Exercise directions
Provide the number of lines where the word "pride" occurs, and no other text.

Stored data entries
===
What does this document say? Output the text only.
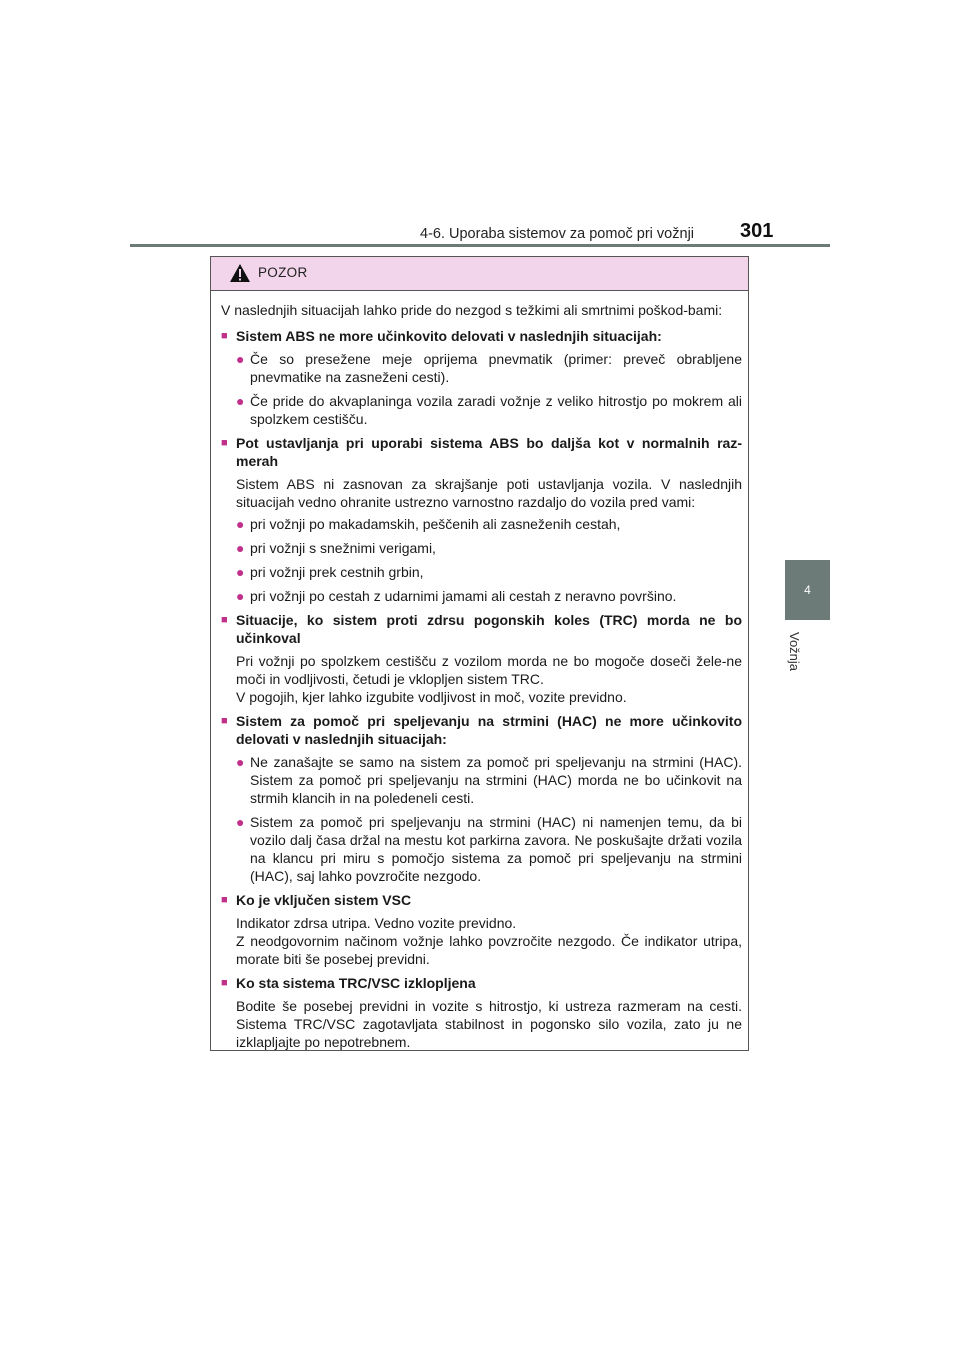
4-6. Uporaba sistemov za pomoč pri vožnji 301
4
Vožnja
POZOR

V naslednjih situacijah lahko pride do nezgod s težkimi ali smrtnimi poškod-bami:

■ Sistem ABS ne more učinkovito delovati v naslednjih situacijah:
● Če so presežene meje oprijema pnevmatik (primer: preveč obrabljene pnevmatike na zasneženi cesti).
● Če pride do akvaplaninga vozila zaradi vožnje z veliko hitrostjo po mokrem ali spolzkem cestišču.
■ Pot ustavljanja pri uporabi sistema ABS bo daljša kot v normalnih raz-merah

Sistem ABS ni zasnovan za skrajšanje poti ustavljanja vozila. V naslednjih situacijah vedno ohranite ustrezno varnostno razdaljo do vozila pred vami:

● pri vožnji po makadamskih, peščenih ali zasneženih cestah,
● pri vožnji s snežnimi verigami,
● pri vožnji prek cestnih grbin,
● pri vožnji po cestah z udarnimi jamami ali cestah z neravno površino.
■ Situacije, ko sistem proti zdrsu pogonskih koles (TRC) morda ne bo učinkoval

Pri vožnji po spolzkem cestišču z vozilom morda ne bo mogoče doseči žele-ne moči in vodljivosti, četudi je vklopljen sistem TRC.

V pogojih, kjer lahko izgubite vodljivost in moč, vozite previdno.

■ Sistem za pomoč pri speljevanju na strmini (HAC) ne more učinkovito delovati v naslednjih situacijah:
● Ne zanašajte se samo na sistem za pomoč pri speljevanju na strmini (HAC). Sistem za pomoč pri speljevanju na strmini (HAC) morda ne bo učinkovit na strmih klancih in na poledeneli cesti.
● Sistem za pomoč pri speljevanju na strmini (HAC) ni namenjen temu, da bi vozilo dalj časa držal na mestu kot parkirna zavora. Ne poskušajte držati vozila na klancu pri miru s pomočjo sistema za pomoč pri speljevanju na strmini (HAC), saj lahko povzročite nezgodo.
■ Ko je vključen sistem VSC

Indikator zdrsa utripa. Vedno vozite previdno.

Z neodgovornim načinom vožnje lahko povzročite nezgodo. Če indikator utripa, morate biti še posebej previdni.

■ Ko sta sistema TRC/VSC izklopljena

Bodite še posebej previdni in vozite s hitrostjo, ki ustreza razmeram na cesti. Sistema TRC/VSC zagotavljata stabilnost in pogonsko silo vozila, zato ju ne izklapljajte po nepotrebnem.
===
The completed task
2